**PROBLEM TO WORK ON**
Determine the number of lines in these entries that hold the word "Receipts". Give the number and nothing more.

**DATA EXTRACT**
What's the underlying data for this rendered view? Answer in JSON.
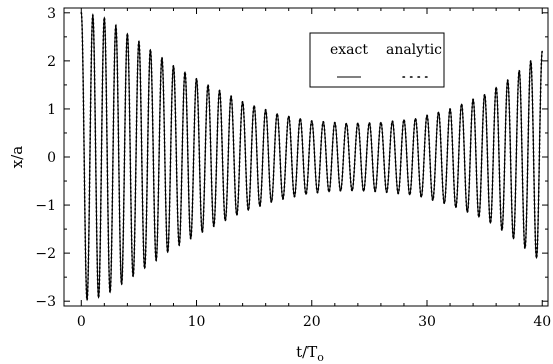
{
  "chart_data": {
    "type": "line",
    "xlabel": "t/T",
    "xlabel_subscript": "o",
    "ylabel": "x/a",
    "xlim": [
      -1.5,
      40.5
    ],
    "ylim": [
      -3.1,
      3.1
    ],
    "x_ticks": [
      0,
      10,
      20,
      30,
      40
    ],
    "x_tick_labels": [
      "0",
      "10",
      "20",
      "30",
      "40"
    ],
    "y_ticks": [
      -3,
      -2,
      -1,
      0,
      1,
      2,
      3
    ],
    "y_tick_labels": [
      "−3",
      "−2",
      "−1",
      "0",
      "1",
      "2",
      "3"
    ],
    "grid": false,
    "legend_position": "top-right",
    "series": [
      {
        "name": "exact",
        "style": "solid",
        "color": "#000000"
      },
      {
        "name": "analytic",
        "style": "dotted",
        "color": "#000000"
      }
    ],
    "oscillation": {
      "period": 1.0,
      "t_start": 0,
      "t_end": 40,
      "envelope": {
        "t": [
          0,
          2,
          5,
          8,
          11,
          14,
          17,
          20,
          23,
          26,
          29,
          32,
          35,
          37,
          39,
          40
        ],
        "amplitude": [
          3.0,
          2.9,
          2.4,
          1.9,
          1.5,
          1.15,
          0.9,
          0.75,
          0.7,
          0.72,
          0.8,
          1.0,
          1.3,
          1.6,
          2.0,
          2.2
        ]
      }
    }
  }
}
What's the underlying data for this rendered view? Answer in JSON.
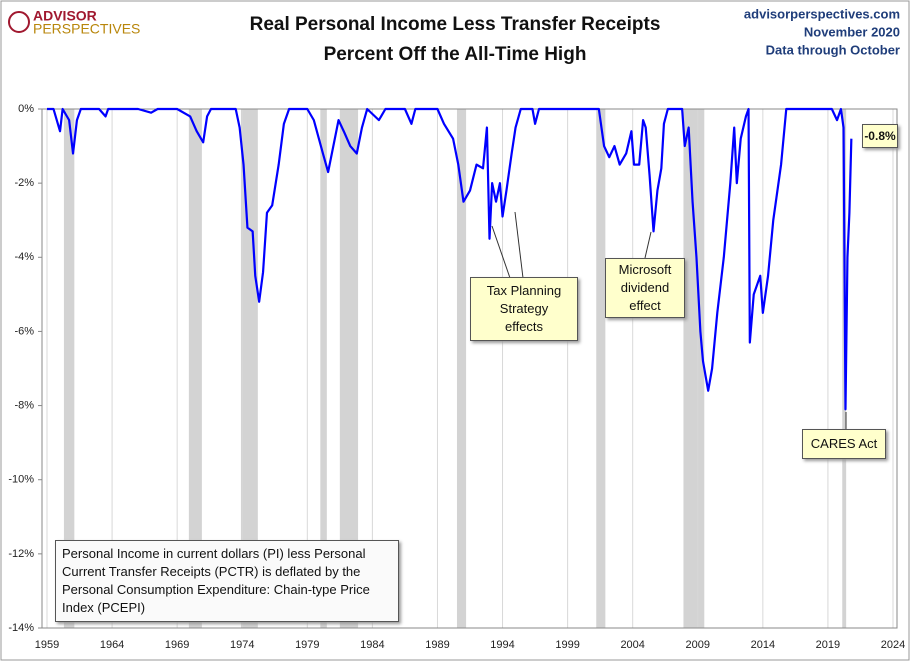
{
  "logo": {
    "line1": "ADVISOR",
    "line2": "PERSPECTIVES"
  },
  "source": {
    "site": "advisorperspectives.com",
    "date": "November 2020",
    "note": "Data through October"
  },
  "chart_data": {
    "type": "line",
    "title": [
      "Real Personal Income Less Transfer Receipts",
      "Percent Off the All-Time High"
    ],
    "xlim": [
      1959,
      2024
    ],
    "xticks": [
      1959,
      1964,
      1969,
      1974,
      1979,
      1984,
      1989,
      1994,
      1999,
      2004,
      2009,
      2014,
      2019,
      2024
    ],
    "ylim": [
      -14,
      0
    ],
    "yticks": [
      {
        "value": 0,
        "label": "0%"
      },
      {
        "value": -2,
        "label": "-2%"
      },
      {
        "value": -4,
        "label": "-4%"
      },
      {
        "value": -6,
        "label": "-6%"
      },
      {
        "value": -8,
        "label": "-8%"
      },
      {
        "value": -10,
        "label": "-10%"
      },
      {
        "value": -12,
        "label": "-12%"
      },
      {
        "value": -14,
        "label": "-14%"
      }
    ],
    "grid": true,
    "recessions": [
      [
        1960.3,
        1961.1
      ],
      [
        1969.9,
        1970.9
      ],
      [
        1973.9,
        1975.2
      ],
      [
        1980.0,
        1980.5
      ],
      [
        1981.5,
        1982.9
      ],
      [
        1990.5,
        1991.2
      ],
      [
        2001.2,
        2001.9
      ],
      [
        2007.9,
        2009.5
      ],
      [
        2020.1,
        2020.4
      ]
    ],
    "recession_color": "#d3d3d3",
    "x": [
      1959.0,
      1959.5,
      1960.0,
      1960.2,
      1960.7,
      1961.0,
      1961.3,
      1961.6,
      1963.0,
      1963.5,
      1963.7,
      1966.0,
      1967.0,
      1967.5,
      1969.0,
      1970.0,
      1970.5,
      1971.0,
      1971.3,
      1971.6,
      1973.5,
      1973.8,
      1974.1,
      1974.4,
      1974.8,
      1975.0,
      1975.3,
      1975.6,
      1975.9,
      1976.3,
      1976.8,
      1977.2,
      1977.6,
      1979.0,
      1979.5,
      1980.2,
      1980.6,
      1981.0,
      1981.4,
      1981.8,
      1982.3,
      1982.8,
      1983.2,
      1983.6,
      1984.5,
      1985.0,
      1986.5,
      1987.0,
      1987.3,
      1989.0,
      1989.5,
      1990.2,
      1990.6,
      1991.0,
      1991.5,
      1992.0,
      1992.5,
      1992.8,
      1993.0,
      1993.2,
      1993.5,
      1993.8,
      1994.0,
      1994.3,
      1994.7,
      1995.0,
      1995.4,
      1996.3,
      1996.5,
      1996.8,
      2001.4,
      2001.8,
      2002.2,
      2002.6,
      2003.0,
      2003.5,
      2003.9,
      2004.1,
      2004.5,
      2004.8,
      2005.0,
      2005.3,
      2005.6,
      2005.9,
      2006.2,
      2006.4,
      2006.7,
      2007.8,
      2008.0,
      2008.3,
      2008.6,
      2008.9,
      2009.2,
      2009.4,
      2009.8,
      2010.1,
      2010.5,
      2011.0,
      2011.5,
      2011.8,
      2012.0,
      2012.3,
      2012.7,
      2012.9,
      2013.0,
      2013.3,
      2013.8,
      2014.0,
      2014.4,
      2014.8,
      2015.4,
      2015.8,
      2019.3,
      2019.7,
      2020.0,
      2020.2,
      2020.35,
      2020.5,
      2020.65,
      2020.8
    ],
    "series": [
      {
        "name": "Real Personal Income Less Transfer Receipts",
        "color": "#0000ff",
        "values": [
          0,
          0,
          -0.6,
          0,
          -0.3,
          -1.2,
          -0.3,
          0,
          0,
          -0.2,
          0,
          0,
          -0.1,
          0,
          0,
          -0.2,
          -0.6,
          -0.9,
          -0.2,
          0,
          0,
          -0.5,
          -1.5,
          -3.2,
          -3.3,
          -4.5,
          -5.2,
          -4.4,
          -2.8,
          -2.6,
          -1.5,
          -0.4,
          0,
          0,
          -0.3,
          -1.2,
          -1.7,
          -1.0,
          -0.3,
          -0.6,
          -1.0,
          -1.2,
          -0.5,
          0,
          -0.3,
          0,
          0,
          -0.4,
          0,
          0,
          -0.4,
          -0.8,
          -1.5,
          -2.5,
          -2.2,
          -1.5,
          -1.6,
          -0.5,
          -3.5,
          -2.0,
          -2.5,
          -2.0,
          -2.9,
          -2.2,
          -1.2,
          -0.5,
          0,
          0,
          -0.4,
          0,
          0,
          -1.0,
          -1.3,
          -1.0,
          -1.5,
          -1.2,
          -0.6,
          -1.5,
          -1.5,
          -0.3,
          -0.5,
          -1.8,
          -3.3,
          -2.2,
          -1.6,
          -0.4,
          0,
          0,
          -1.0,
          -0.5,
          -2.5,
          -4.0,
          -6.0,
          -6.8,
          -7.6,
          -7.0,
          -5.5,
          -4.0,
          -2.0,
          -0.5,
          -2.0,
          -0.8,
          -0.2,
          0,
          -6.3,
          -5.0,
          -4.5,
          -5.5,
          -4.5,
          -3.0,
          -1.5,
          0,
          0,
          -0.3,
          0,
          -0.5,
          -8.1,
          -4.0,
          -2.8,
          -0.8
        ]
      }
    ],
    "last_value_label": "-0.8%",
    "annotations": {
      "tax": [
        "Tax Planning",
        "Strategy",
        "effects"
      ],
      "microsoft": [
        "Microsoft",
        "dividend",
        "effect"
      ],
      "cares": [
        "CARES Act"
      ]
    },
    "note": "Personal Income in current dollars  (PI) less Personal Current Transfer Receipts (PCTR) is deflated by the Personal Consumption Expenditure: Chain-type Price Index (PCEPI)"
  }
}
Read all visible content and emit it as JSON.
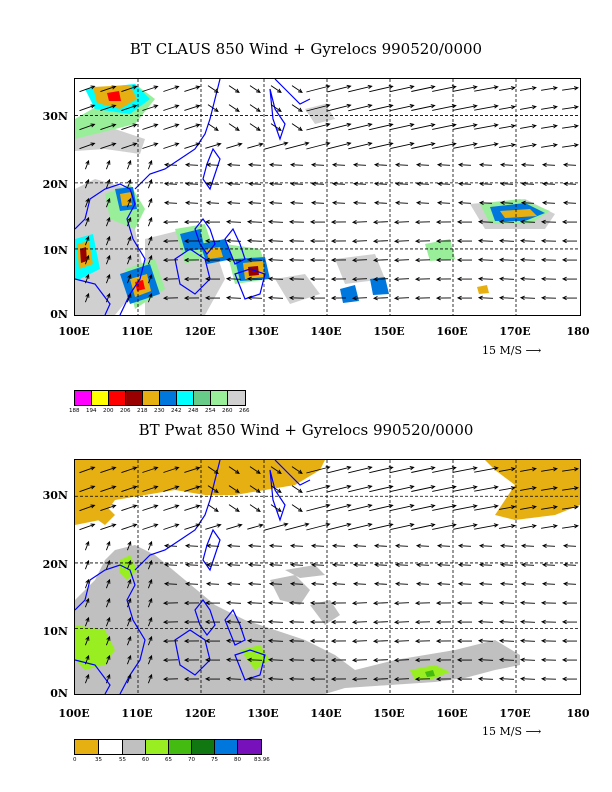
{
  "panels": [
    {
      "title": "BT CLAUS 850 Wind + Gyrelocs 990520/0000",
      "lat_labels": [
        "30N",
        "20N",
        "10N",
        "0N"
      ],
      "lon_labels": [
        "100E",
        "110E",
        "120E",
        "130E",
        "140E",
        "150E",
        "160E",
        "170E",
        "180"
      ],
      "reference_vector": "15 M/S",
      "field": "cloud-top brightness temperature",
      "legend_labels": [
        "188",
        "194",
        "200",
        "206",
        "218",
        "230",
        "242",
        "248",
        "254",
        "260",
        "266"
      ],
      "legend_colors": [
        "#ff00ff",
        "#ffff00",
        "#ff0000",
        "#990000",
        "#e6b012",
        "#0077dd",
        "#00ffff",
        "#66cc88",
        "#99ee99",
        "#d0d0d0"
      ]
    },
    {
      "title": "BT Pwat 850 Wind + Gyrelocs 990520/0000",
      "lat_labels": [
        "30N",
        "20N",
        "10N",
        "0N"
      ],
      "lon_labels": [
        "100E",
        "110E",
        "120E",
        "130E",
        "140E",
        "150E",
        "160E",
        "170E",
        "180"
      ],
      "reference_vector": "15 M/S",
      "field": "precipitable water",
      "legend_labels": [
        "0",
        "35",
        "55",
        "60",
        "65",
        "70",
        "75",
        "80",
        "83.96"
      ],
      "legend_colors": [
        "#e6b012",
        "#ffffff",
        "#c0c0c0",
        "#99ee22",
        "#44bb11",
        "#117711",
        "#0077dd",
        "#7711bb"
      ]
    }
  ],
  "colors": {
    "coast": "#0000ff",
    "grid": "#000000",
    "vector": "#000000"
  }
}
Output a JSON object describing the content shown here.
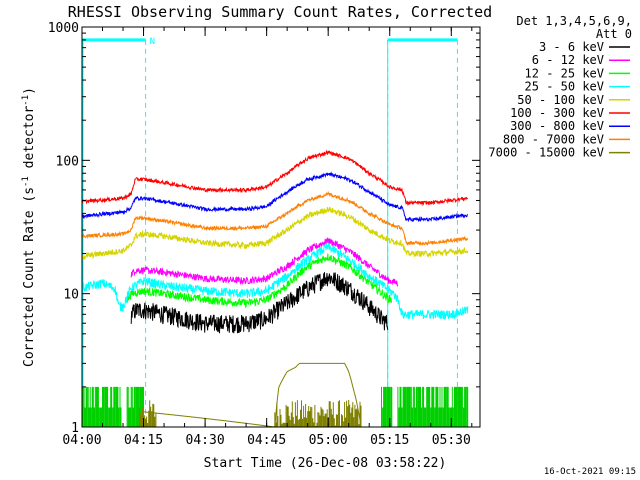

**RESULT OF THIS TASK**
3